## Exercise
Work through the data below and give the number of lines holding "title", nothing more.

## Material shown
--- start ---
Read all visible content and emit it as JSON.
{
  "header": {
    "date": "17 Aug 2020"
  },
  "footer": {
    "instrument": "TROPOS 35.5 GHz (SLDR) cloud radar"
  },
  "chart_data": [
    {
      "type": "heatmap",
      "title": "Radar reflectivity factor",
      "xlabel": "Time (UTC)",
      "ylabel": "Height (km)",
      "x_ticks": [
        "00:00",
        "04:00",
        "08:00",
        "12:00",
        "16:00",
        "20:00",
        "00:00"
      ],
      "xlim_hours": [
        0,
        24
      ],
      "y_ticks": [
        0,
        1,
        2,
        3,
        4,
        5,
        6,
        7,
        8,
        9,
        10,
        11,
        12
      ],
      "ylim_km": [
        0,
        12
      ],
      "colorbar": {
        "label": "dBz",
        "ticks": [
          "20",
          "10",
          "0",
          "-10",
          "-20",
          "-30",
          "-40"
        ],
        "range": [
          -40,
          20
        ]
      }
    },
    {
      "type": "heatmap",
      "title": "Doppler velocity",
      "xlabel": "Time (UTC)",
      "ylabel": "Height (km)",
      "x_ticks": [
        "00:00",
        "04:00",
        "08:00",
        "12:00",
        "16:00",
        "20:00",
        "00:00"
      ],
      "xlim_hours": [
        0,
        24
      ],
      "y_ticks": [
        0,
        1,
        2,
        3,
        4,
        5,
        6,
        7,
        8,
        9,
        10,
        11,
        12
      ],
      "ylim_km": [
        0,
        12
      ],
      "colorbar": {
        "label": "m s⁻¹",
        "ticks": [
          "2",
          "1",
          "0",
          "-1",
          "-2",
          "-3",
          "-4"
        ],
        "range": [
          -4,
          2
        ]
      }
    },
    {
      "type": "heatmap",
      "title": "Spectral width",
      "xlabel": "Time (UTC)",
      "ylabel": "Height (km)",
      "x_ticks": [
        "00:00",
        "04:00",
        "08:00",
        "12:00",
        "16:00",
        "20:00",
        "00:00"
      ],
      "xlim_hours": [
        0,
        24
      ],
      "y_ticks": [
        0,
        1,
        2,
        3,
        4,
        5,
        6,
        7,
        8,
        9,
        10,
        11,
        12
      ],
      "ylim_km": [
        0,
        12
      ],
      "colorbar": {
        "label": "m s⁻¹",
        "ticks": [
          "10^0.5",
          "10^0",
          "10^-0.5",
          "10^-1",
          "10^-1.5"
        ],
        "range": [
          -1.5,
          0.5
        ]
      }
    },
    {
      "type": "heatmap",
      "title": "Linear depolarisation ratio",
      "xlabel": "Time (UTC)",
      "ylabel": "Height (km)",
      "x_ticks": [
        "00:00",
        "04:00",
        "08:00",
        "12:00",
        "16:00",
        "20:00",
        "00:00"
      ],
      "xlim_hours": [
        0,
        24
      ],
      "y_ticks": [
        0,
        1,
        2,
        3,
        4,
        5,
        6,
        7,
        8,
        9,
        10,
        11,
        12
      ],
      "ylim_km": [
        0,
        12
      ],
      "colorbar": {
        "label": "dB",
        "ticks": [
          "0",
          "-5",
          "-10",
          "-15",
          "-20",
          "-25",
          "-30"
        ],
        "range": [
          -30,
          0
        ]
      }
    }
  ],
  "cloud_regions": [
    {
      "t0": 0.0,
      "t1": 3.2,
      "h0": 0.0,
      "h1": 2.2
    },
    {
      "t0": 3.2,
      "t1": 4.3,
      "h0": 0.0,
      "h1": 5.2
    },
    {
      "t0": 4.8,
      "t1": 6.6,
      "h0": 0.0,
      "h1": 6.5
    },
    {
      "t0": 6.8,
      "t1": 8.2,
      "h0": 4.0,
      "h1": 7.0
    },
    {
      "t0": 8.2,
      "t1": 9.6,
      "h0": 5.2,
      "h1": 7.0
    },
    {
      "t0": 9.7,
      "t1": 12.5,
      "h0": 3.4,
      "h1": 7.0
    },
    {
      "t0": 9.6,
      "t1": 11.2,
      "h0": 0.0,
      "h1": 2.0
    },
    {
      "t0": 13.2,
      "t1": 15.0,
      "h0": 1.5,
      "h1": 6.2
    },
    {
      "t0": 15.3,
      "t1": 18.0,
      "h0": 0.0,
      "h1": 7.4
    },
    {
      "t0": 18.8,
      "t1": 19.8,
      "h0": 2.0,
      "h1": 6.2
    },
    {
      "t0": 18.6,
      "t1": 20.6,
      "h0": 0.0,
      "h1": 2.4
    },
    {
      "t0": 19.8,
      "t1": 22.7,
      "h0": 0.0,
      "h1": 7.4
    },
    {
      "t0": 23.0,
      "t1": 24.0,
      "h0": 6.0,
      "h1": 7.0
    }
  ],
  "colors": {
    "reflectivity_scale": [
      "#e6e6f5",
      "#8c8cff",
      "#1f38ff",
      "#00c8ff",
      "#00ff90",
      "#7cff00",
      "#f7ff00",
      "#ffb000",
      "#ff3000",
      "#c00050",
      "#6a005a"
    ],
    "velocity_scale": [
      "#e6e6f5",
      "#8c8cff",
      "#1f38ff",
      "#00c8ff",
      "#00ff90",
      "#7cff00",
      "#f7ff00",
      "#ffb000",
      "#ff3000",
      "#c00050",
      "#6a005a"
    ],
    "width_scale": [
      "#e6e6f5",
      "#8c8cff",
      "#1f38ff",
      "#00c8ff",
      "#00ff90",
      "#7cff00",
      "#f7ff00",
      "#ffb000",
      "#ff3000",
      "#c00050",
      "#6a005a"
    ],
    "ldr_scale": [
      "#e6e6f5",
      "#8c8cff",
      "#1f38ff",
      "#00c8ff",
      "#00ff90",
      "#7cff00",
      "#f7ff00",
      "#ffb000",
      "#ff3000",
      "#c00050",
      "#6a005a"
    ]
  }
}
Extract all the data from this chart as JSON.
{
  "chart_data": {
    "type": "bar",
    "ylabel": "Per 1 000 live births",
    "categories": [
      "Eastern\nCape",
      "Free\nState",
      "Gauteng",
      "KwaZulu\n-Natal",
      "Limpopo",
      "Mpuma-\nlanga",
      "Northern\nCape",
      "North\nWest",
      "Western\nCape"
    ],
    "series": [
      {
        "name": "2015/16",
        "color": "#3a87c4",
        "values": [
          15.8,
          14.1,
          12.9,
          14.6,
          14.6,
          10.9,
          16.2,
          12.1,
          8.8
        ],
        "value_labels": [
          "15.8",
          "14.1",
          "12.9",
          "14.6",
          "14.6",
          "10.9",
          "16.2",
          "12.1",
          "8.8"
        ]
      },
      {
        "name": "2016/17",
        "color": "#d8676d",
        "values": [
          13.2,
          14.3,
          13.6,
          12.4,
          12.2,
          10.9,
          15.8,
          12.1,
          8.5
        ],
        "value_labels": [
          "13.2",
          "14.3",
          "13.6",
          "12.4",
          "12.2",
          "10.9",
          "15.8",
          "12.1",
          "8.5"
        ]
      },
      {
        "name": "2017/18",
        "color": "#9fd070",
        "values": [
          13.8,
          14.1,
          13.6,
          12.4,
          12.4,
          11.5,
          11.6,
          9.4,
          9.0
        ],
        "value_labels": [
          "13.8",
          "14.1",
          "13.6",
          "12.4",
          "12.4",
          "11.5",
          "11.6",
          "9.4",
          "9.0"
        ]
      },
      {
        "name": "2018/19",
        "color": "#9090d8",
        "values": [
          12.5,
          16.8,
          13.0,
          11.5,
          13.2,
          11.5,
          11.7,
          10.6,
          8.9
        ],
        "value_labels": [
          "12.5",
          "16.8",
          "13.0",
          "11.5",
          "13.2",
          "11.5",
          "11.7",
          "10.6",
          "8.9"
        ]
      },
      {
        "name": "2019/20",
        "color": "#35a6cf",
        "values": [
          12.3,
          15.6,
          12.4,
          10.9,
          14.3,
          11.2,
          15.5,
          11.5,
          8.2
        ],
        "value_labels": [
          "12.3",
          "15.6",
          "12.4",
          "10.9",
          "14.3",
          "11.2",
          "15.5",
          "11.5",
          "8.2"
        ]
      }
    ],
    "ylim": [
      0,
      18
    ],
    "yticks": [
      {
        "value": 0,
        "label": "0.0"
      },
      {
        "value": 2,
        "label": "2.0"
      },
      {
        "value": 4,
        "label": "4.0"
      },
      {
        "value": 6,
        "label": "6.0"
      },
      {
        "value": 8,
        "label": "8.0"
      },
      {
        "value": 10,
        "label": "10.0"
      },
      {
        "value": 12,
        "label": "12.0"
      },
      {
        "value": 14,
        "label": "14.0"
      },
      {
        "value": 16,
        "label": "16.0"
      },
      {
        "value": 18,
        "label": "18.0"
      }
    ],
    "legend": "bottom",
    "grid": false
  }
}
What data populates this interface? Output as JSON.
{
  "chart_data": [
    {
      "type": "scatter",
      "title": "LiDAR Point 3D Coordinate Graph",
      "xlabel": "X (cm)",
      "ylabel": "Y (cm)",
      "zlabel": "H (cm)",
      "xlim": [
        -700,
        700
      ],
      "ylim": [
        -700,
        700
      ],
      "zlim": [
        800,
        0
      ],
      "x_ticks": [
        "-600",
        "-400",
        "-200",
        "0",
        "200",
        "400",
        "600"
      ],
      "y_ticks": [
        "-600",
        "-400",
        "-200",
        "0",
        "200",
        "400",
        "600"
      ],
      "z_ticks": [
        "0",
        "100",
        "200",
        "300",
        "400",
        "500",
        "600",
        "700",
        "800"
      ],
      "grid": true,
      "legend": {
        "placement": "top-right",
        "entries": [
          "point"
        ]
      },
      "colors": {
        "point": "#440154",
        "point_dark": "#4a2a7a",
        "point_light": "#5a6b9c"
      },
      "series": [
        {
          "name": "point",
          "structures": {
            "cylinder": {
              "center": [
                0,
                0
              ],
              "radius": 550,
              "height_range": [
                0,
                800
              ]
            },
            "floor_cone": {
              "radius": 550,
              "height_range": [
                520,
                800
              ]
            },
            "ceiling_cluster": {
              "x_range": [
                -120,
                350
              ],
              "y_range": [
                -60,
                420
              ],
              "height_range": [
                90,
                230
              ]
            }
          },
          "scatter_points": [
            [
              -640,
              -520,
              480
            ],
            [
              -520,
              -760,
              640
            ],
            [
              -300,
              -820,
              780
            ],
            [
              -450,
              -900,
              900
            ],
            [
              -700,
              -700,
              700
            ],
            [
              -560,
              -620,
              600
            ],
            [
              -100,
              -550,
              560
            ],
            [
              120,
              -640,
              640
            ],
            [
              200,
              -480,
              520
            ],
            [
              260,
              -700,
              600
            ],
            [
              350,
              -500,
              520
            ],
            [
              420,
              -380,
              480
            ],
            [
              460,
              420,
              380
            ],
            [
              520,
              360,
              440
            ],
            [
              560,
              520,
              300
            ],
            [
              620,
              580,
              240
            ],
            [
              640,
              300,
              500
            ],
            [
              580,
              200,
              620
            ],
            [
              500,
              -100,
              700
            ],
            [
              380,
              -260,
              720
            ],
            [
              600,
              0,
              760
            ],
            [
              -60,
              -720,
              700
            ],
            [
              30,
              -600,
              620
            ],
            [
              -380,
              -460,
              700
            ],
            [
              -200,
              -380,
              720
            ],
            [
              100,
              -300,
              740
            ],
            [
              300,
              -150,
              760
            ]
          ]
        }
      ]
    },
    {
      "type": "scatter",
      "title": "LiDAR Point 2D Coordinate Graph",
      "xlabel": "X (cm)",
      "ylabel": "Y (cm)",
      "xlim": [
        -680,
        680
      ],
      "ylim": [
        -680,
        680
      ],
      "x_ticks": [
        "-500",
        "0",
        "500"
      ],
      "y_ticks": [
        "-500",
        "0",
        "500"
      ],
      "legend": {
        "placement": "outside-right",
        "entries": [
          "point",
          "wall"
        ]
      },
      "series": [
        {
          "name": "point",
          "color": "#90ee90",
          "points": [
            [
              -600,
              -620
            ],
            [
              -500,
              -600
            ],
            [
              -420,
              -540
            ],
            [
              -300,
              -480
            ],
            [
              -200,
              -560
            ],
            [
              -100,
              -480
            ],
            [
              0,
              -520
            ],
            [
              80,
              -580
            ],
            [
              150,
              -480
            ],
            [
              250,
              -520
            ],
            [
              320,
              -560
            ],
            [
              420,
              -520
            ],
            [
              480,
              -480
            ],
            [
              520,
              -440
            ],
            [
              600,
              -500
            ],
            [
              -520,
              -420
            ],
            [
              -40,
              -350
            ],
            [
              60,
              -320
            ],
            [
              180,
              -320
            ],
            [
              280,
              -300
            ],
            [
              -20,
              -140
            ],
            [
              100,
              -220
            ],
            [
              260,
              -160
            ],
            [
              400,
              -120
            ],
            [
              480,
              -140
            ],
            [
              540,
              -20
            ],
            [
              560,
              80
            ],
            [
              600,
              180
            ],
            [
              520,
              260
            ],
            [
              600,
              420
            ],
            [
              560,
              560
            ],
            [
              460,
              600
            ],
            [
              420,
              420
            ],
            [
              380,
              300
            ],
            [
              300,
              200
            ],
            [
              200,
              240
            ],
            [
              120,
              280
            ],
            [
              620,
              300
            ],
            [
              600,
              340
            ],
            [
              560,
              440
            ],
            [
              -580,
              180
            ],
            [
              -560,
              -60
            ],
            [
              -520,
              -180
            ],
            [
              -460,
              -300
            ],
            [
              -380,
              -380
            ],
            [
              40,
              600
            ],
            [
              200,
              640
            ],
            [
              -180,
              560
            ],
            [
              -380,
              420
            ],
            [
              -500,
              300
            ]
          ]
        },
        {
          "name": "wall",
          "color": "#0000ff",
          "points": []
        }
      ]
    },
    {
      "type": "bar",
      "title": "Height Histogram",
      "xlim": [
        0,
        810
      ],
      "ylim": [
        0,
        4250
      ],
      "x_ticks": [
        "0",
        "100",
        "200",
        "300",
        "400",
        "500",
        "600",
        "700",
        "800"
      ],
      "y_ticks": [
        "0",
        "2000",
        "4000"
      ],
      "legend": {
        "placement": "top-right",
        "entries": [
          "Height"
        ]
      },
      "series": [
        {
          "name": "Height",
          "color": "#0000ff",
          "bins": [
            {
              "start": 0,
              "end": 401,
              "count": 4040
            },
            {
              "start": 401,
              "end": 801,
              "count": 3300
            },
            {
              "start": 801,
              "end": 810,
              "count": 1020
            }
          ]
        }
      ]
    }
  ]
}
--- end ---
## Response to the exercise
7